• **Aim of the task**: Would you extract the whole listing below and retype it exactly?

• **Information provided**:
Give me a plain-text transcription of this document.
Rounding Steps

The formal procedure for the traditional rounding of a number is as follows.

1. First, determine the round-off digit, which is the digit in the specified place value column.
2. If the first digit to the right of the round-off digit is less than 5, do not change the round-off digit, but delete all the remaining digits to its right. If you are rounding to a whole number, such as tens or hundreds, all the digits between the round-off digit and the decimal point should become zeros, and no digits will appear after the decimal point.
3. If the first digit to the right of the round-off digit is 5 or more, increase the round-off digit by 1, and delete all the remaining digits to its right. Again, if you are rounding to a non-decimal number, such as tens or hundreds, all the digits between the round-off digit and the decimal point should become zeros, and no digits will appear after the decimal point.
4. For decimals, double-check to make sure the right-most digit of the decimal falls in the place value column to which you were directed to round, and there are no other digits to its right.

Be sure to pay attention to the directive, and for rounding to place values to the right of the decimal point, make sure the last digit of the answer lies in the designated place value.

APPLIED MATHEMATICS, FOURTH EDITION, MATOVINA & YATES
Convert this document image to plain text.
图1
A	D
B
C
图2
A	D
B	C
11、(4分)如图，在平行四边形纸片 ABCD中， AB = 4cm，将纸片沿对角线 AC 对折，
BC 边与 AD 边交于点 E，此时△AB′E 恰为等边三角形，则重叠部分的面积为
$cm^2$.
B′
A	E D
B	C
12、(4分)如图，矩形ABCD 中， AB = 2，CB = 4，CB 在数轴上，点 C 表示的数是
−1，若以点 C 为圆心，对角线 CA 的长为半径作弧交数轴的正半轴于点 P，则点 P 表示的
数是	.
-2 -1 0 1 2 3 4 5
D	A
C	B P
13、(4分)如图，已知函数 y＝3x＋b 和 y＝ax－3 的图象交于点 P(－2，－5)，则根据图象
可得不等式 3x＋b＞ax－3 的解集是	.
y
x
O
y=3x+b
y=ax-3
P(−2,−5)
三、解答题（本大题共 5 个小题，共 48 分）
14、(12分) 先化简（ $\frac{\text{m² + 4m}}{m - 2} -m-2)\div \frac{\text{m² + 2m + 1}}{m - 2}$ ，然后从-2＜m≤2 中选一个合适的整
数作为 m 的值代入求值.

• **Solution**:
Give me a plain-text transcription of this document.
Rounding Steps

The formal procedure for the traditional rounding of a number is as follows.

1. First, determine the round-off digit, which is the digit in the specified place value column.
2. If the first digit to the right of the round-off digit is less than 5, do not change the round-off digit, but delete all the remaining digits to its right. If you are rounding to a whole number, such as tens or hundreds, all the digits between the round-off digit and the decimal point should become zeros, and no digits will appear after the decimal point.
3. If the first digit to the right of the round-off digit is 5 or more, increase the round-off digit by 1, and delete all the remaining digits to its right. Again, if you are rounding to a non-decimal number, such as tens or hundreds, all the digits between the round-off digit and the decimal point should become zeros, and no digits will appear after the decimal point.
4. For decimals, double-check to make sure the right-most digit of the decimal falls in the place value column to which you were directed to round, and there are no other digits to its right.

Be sure to pay attention to the directive, and for rounding to place values to the right of the decimal point, make sure the last digit of the answer lies in the designated place value.

APPLIED MATHEMATICS, FOURTH EDITION, MATOVINA & YATES
Convert this document image to plain text.
图1
A	D
B
C
图2
A	D
B	C
11、(4分)如图，在平行四边形纸片 ABCD中， AB = 4cm，将纸片沿对角线 AC 对折，
BC 边与 AD 边交于点 E，此时△AB′E 恰为等边三角形，则重叠部分的面积为
$cm^2$.
B′
A	E D
B	C
12、(4分)如图，矩形ABCD 中， AB = 2，CB = 4，CB 在数轴上，点 C 表示的数是
−1，若以点 C 为圆心，对角线 CA 的长为半径作弧交数轴的正半轴于点 P，则点 P 表示的
数是	.
-2 -1 0 1 2 3 4 5
D	A
C	B P
13、(4分)如图，已知函数 y＝3x＋b 和 y＝ax－3 的图象交于点 P(－2，－5)，则根据图象
可得不等式 3x＋b＞ax－3 的解集是	.
y
x
O
y=3x+b
y=ax-3
P(−2,−5)
三、解答题（本大题共 5 个小题，共 48 分）
14、(12分) 先化简（ $\frac{\text{m² + 4m}}{m - 2} -m-2)\div \frac{\text{m² + 2m + 1}}{m - 2}$ ，然后从-2＜m≤2 中选一个合适的整
数作为 m 的值代入求值.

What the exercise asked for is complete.